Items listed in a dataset
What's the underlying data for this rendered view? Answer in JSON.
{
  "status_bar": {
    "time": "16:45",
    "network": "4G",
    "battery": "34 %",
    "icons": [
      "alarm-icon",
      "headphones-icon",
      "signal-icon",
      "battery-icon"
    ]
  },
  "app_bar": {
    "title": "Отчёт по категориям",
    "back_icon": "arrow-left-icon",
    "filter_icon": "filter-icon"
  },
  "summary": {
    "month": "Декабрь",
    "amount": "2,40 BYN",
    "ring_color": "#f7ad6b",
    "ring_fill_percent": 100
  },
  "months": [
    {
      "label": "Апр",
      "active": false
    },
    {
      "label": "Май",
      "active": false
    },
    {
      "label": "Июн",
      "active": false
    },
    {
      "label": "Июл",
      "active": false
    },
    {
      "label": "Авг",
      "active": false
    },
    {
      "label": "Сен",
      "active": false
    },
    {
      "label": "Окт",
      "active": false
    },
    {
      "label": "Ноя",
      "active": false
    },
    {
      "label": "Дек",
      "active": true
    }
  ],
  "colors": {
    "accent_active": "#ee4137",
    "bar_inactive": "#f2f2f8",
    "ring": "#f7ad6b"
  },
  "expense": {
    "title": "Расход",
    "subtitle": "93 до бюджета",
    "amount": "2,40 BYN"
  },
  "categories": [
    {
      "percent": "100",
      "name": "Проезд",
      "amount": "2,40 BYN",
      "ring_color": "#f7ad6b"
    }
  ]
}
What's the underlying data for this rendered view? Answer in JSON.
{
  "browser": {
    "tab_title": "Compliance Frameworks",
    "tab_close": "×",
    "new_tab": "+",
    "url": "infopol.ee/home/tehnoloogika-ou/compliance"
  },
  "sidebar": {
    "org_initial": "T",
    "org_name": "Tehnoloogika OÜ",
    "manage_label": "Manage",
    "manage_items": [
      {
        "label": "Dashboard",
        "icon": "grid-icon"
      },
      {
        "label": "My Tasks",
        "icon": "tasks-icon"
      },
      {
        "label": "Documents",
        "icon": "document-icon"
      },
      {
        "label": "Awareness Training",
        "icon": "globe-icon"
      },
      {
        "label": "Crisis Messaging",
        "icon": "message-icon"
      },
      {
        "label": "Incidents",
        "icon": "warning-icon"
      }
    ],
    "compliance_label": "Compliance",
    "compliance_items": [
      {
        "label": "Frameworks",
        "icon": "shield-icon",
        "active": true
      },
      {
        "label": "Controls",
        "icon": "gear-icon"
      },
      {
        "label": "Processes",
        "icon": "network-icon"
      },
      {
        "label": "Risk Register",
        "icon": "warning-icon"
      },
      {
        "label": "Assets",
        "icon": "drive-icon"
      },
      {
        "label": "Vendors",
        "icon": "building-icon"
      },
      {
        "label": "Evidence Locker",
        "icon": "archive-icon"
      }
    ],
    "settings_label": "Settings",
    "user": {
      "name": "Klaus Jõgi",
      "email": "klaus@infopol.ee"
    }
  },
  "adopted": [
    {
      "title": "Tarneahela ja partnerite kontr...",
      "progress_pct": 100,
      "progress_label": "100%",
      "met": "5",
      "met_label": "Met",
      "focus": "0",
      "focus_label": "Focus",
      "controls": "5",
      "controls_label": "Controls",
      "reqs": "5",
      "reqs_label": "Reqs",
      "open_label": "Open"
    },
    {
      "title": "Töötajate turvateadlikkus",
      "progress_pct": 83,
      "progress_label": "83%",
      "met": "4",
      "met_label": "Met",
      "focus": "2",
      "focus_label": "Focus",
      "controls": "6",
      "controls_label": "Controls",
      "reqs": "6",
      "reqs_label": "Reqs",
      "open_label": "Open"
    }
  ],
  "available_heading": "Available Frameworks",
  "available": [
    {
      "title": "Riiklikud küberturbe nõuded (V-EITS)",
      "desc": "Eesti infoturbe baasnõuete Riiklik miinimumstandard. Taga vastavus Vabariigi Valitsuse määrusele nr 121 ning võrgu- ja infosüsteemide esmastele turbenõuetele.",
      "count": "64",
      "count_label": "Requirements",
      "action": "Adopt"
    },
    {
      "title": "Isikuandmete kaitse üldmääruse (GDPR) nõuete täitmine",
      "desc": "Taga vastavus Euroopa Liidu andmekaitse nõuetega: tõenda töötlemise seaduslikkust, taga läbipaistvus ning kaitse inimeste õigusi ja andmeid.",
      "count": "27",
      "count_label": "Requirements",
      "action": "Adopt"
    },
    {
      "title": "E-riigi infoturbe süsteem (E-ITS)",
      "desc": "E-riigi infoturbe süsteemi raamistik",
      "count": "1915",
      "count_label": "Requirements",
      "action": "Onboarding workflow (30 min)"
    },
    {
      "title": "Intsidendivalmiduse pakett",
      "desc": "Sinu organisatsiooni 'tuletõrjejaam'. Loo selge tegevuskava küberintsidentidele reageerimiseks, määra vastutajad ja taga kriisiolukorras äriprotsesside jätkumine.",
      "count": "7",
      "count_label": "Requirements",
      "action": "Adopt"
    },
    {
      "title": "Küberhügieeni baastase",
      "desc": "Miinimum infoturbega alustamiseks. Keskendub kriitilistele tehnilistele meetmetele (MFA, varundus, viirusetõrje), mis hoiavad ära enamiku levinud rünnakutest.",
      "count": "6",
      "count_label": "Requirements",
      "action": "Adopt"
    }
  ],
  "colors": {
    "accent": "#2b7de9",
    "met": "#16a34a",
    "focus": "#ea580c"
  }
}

THE REQUEST:
Reproduce each record exactly as it appears.

CORRECT OUTPUT:
What's the underlying data for this rendered view? Answer in JSON.
{
  "status_bar": {
    "time": "16:45",
    "network": "4G",
    "battery": "34 %",
    "icons": [
      "alarm-icon",
      "headphones-icon",
      "signal-icon",
      "battery-icon"
    ]
  },
  "app_bar": {
    "title": "Отчёт по категориям",
    "back_icon": "arrow-left-icon",
    "filter_icon": "filter-icon"
  },
  "summary": {
    "month": "Декабрь",
    "amount": "2,40 BYN",
    "ring_color": "#f7ad6b",
    "ring_fill_percent": 100
  },
  "months": [
    {
      "label": "Апр",
      "active": false
    },
    {
      "label": "Май",
      "active": false
    },
    {
      "label": "Июн",
      "active": false
    },
    {
      "label": "Июл",
      "active": false
    },
    {
      "label": "Авг",
      "active": false
    },
    {
      "label": "Сен",
      "active": false
    },
    {
      "label": "Окт",
      "active": false
    },
    {
      "label": "Ноя",
      "active": false
    },
    {
      "label": "Дек",
      "active": true
    }
  ],
  "colors": {
    "accent_active": "#ee4137",
    "bar_inactive": "#f2f2f8",
    "ring": "#f7ad6b"
  },
  "expense": {
    "title": "Расход",
    "subtitle": "93 до бюджета",
    "amount": "2,40 BYN"
  },
  "categories": [
    {
      "percent": "100",
      "name": "Проезд",
      "amount": "2,40 BYN",
      "ring_color": "#f7ad6b"
    }
  ]
}
What's the underlying data for this rendered view? Answer in JSON.
{
  "browser": {
    "tab_title": "Compliance Frameworks",
    "tab_close": "×",
    "new_tab": "+",
    "url": "infopol.ee/home/tehnoloogika-ou/compliance"
  },
  "sidebar": {
    "org_initial": "T",
    "org_name": "Tehnoloogika OÜ",
    "manage_label": "Manage",
    "manage_items": [
      {
        "label": "Dashboard",
        "icon": "grid-icon"
      },
      {
        "label": "My Tasks",
        "icon": "tasks-icon"
      },
      {
        "label": "Documents",
        "icon": "document-icon"
      },
      {
        "label": "Awareness Training",
        "icon": "globe-icon"
      },
      {
        "label": "Crisis Messaging",
        "icon": "message-icon"
      },
      {
        "label": "Incidents",
        "icon": "warning-icon"
      }
    ],
    "compliance_label": "Compliance",
    "compliance_items": [
      {
        "label": "Frameworks",
        "icon": "shield-icon",
        "active": true
      },
      {
        "label": "Controls",
        "icon": "gear-icon"
      },
      {
        "label": "Processes",
        "icon": "network-icon"
      },
      {
        "label": "Risk Register",
        "icon": "warning-icon"
      },
      {
        "label": "Assets",
        "icon": "drive-icon"
      },
      {
        "label": "Vendors",
        "icon": "building-icon"
      },
      {
        "label": "Evidence Locker",
        "icon": "archive-icon"
      }
    ],
    "settings_label": "Settings",
    "user": {
      "name": "Klaus Jõgi",
      "email": "klaus@infopol.ee"
    }
  },
  "adopted": [
    {
      "title": "Tarneahela ja partnerite kontr...",
      "progress_pct": 100,
      "progress_label": "100%",
      "met": "5",
      "met_label": "Met",
      "focus": "0",
      "focus_label": "Focus",
      "controls": "5",
      "controls_label": "Controls",
      "reqs": "5",
      "reqs_label": "Reqs",
      "open_label": "Open"
    },
    {
      "title": "Töötajate turvateadlikkus",
      "progress_pct": 83,
      "progress_label": "83%",
      "met": "4",
      "met_label": "Met",
      "focus": "2",
      "focus_label": "Focus",
      "controls": "6",
      "controls_label": "Controls",
      "reqs": "6",
      "reqs_label": "Reqs",
      "open_label": "Open"
    }
  ],
  "available_heading": "Available Frameworks",
  "available": [
    {
      "title": "Riiklikud küberturbe nõuded (V-EITS)",
      "desc": "Eesti infoturbe baasnõuete Riiklik miinimumstandard. Taga vastavus Vabariigi Valitsuse määrusele nr 121 ning võrgu- ja infosüsteemide esmastele turbenõuetele.",
      "count": "64",
      "count_label": "Requirements",
      "action": "Adopt"
    },
    {
      "title": "Isikuandmete kaitse üldmääruse (GDPR) nõuete täitmine",
      "desc": "Taga vastavus Euroopa Liidu andmekaitse nõuetega: tõenda töötlemise seaduslikkust, taga läbipaistvus ning kaitse inimeste õigusi ja andmeid.",
      "count": "27",
      "count_label": "Requirements",
      "action": "Adopt"
    },
    {
      "title": "E-riigi infoturbe süsteem (E-ITS)",
      "desc": "E-riigi infoturbe süsteemi raamistik",
      "count": "1915",
      "count_label": "Requirements",
      "action": "Onboarding workflow (30 min)"
    },
    {
      "title": "Intsidendivalmiduse pakett",
      "desc": "Sinu organisatsiooni 'tuletõrjejaam'. Loo selge tegevuskava küberintsidentidele reageerimiseks, määra vastutajad ja taga kriisiolukorras äriprotsesside jätkumine.",
      "count": "7",
      "count_label": "Requirements",
      "action": "Adopt"
    },
    {
      "title": "Küberhügieeni baastase",
      "desc": "Miinimum infoturbega alustamiseks. Keskendub kriitilistele tehnilistele meetmetele (MFA, varundus, viirusetõrje), mis hoiavad ära enamiku levinud rünnakutest.",
      "count": "6",
      "count_label": "Requirements",
      "action": "Adopt"
    }
  ],
  "colors": {
    "accent": "#2b7de9",
    "met": "#16a34a",
    "focus": "#ea580c"
  }
}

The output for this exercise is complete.